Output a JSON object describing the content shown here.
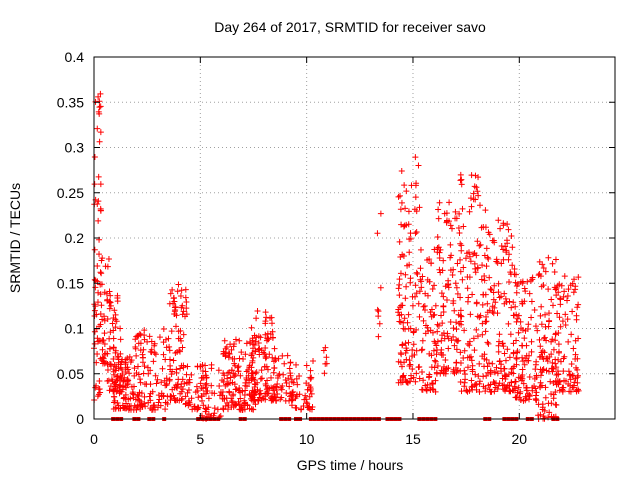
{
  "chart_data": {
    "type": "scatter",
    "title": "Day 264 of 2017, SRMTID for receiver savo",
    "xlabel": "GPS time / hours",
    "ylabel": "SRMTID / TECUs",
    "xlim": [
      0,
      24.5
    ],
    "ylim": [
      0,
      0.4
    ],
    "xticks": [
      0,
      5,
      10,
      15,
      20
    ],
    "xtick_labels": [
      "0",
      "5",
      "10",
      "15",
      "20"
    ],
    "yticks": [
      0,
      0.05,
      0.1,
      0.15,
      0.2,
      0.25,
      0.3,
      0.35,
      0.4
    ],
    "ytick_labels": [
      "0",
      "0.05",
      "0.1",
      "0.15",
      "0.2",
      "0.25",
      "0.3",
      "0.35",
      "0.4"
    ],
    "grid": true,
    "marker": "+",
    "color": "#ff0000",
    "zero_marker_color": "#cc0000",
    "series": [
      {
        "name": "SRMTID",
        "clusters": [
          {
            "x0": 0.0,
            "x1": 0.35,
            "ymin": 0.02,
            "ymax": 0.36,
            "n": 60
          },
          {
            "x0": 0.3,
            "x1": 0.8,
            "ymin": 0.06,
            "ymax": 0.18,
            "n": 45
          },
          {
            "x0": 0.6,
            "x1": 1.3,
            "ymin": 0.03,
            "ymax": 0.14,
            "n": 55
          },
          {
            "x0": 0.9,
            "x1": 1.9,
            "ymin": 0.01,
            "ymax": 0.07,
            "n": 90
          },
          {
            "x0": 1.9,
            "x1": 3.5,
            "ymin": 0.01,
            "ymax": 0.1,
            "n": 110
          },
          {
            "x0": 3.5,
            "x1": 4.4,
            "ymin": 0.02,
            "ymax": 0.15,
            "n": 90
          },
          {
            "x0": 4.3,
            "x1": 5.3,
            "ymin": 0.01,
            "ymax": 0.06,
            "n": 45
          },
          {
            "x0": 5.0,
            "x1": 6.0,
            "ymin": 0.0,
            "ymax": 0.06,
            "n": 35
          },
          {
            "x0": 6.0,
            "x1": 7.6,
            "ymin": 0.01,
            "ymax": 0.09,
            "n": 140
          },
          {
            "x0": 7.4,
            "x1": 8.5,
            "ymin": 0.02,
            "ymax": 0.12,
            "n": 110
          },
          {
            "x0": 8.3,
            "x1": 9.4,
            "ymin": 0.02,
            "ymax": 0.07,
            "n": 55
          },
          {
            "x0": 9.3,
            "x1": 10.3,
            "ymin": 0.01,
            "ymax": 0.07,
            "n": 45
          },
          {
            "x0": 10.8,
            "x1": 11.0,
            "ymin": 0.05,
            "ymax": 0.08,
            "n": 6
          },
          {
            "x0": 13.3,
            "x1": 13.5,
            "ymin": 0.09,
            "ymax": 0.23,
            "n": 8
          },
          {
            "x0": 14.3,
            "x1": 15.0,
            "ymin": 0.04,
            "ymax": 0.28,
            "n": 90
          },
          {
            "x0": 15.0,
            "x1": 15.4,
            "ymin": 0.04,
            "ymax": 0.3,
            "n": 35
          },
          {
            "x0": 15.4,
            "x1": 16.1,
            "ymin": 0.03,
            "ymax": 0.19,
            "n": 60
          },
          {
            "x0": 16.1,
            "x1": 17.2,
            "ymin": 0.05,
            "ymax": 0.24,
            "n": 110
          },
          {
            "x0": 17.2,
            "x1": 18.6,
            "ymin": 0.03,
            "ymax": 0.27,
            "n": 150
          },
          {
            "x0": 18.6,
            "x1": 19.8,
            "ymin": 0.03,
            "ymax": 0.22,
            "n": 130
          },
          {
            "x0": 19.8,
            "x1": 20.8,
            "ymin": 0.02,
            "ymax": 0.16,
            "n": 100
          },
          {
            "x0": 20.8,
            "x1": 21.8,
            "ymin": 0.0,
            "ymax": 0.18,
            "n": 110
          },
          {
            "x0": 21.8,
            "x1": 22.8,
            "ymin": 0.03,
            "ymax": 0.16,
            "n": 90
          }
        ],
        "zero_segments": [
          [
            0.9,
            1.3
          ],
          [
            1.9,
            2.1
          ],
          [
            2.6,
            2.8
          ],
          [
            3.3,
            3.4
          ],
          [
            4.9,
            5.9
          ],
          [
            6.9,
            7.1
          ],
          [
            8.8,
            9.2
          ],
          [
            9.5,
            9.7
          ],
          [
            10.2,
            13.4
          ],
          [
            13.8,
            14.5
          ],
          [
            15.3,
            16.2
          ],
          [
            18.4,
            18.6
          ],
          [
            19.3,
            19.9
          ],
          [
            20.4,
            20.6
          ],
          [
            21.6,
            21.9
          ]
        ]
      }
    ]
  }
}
..........
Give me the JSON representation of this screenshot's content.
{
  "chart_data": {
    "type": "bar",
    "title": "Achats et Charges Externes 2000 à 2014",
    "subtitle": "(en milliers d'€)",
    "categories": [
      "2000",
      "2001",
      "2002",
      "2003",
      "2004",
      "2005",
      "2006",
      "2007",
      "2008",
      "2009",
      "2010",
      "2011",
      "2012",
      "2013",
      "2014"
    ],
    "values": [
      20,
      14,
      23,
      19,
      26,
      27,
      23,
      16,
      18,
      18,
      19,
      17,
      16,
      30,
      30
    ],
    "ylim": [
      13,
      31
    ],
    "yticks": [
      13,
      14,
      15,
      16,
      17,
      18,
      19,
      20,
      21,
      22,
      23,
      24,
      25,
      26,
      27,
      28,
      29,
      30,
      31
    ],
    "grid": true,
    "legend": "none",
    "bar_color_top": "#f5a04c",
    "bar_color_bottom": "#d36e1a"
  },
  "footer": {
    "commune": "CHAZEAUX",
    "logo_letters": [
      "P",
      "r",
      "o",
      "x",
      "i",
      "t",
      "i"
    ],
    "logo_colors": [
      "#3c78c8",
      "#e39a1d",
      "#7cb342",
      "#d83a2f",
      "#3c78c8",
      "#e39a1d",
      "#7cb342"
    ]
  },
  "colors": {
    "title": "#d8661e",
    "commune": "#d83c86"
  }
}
..........
## WHAT THE EXERCISE ASKS
Using the entries above, return each line that includes the word "SRMTID".

## EXERCISE OUTPUT
    "title": "Day 264 of 2017, SRMTID for receiver savo",
    "ylabel": "SRMTID / TECUs",
        "name": "SRMTID",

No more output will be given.